** start **
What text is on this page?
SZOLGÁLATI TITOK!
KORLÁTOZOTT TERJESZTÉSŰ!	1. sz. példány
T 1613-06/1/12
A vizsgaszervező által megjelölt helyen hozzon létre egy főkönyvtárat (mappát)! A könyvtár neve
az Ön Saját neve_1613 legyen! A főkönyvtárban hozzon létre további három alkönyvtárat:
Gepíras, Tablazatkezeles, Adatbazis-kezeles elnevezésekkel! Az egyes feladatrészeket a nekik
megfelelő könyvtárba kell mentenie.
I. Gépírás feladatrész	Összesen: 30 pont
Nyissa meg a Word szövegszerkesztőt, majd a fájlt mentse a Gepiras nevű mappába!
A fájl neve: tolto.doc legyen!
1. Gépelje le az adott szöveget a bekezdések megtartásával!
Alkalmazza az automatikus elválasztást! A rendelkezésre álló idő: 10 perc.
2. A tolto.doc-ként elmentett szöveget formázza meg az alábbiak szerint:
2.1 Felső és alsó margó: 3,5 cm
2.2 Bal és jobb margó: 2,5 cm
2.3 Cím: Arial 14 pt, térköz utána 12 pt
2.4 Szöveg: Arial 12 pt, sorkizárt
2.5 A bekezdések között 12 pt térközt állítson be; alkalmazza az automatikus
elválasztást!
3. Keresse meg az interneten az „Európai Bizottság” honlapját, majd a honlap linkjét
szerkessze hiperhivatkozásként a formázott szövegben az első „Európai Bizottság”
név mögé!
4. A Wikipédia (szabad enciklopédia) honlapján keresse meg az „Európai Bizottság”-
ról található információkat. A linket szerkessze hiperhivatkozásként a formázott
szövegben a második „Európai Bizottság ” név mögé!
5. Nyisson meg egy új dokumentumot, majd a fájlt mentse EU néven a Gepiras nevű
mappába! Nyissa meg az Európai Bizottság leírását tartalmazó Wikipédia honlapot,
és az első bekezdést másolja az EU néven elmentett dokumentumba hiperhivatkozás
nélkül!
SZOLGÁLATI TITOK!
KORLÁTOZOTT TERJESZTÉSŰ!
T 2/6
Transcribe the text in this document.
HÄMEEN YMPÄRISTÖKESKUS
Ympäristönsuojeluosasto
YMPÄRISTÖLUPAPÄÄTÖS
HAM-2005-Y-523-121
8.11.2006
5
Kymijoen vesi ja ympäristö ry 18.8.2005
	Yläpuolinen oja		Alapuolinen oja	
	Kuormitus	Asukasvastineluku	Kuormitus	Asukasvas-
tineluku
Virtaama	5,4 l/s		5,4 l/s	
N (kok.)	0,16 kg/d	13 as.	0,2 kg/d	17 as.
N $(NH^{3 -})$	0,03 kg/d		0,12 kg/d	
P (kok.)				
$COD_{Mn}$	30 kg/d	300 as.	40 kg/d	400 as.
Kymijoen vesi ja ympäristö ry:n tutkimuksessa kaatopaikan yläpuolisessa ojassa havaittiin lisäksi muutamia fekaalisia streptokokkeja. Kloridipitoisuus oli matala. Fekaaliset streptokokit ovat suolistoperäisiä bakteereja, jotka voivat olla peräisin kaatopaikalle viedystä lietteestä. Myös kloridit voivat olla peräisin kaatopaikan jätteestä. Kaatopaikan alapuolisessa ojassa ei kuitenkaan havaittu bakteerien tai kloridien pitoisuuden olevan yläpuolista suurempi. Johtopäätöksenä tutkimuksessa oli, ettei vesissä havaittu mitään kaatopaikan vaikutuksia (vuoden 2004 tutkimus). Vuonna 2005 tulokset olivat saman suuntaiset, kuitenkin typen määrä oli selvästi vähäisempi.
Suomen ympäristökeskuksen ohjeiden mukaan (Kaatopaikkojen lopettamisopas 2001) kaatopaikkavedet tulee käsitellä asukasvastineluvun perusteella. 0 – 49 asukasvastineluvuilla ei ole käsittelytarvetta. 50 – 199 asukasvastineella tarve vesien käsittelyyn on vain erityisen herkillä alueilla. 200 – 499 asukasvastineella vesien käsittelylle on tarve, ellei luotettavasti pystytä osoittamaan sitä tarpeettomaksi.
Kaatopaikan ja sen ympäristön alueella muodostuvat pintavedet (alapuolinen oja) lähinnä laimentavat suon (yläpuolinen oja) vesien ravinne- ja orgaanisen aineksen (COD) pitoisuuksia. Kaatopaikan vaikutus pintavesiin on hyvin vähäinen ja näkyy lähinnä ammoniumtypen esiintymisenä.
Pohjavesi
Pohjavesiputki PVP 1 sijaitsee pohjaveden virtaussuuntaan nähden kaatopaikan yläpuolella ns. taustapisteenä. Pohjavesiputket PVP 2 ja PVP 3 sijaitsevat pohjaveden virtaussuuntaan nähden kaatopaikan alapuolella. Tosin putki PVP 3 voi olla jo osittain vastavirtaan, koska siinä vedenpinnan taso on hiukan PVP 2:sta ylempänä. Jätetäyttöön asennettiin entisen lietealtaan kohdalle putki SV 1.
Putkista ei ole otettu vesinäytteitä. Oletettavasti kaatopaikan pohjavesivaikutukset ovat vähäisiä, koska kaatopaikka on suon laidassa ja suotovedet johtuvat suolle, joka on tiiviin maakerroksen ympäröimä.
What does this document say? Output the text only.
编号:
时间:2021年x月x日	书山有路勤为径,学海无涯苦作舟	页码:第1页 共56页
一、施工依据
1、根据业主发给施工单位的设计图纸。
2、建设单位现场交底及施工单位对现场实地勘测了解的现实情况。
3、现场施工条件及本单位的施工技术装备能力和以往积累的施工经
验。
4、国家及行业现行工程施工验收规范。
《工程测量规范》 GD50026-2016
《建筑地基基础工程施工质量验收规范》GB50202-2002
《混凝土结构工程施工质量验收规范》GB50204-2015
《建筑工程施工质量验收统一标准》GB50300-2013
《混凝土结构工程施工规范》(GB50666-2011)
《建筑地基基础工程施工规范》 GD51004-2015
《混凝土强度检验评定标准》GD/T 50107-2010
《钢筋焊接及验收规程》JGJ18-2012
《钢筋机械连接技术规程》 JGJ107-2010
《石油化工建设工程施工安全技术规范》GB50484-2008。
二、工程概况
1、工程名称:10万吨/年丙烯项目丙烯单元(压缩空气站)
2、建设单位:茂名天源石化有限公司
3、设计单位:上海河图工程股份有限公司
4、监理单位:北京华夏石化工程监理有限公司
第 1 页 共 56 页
** end **
Instructions for the task: Pick out all lines from the data above in which the word "mögé" appears.

Written solution:
név mögé!
szövegben a második „Európai Bizottság ” név mögé!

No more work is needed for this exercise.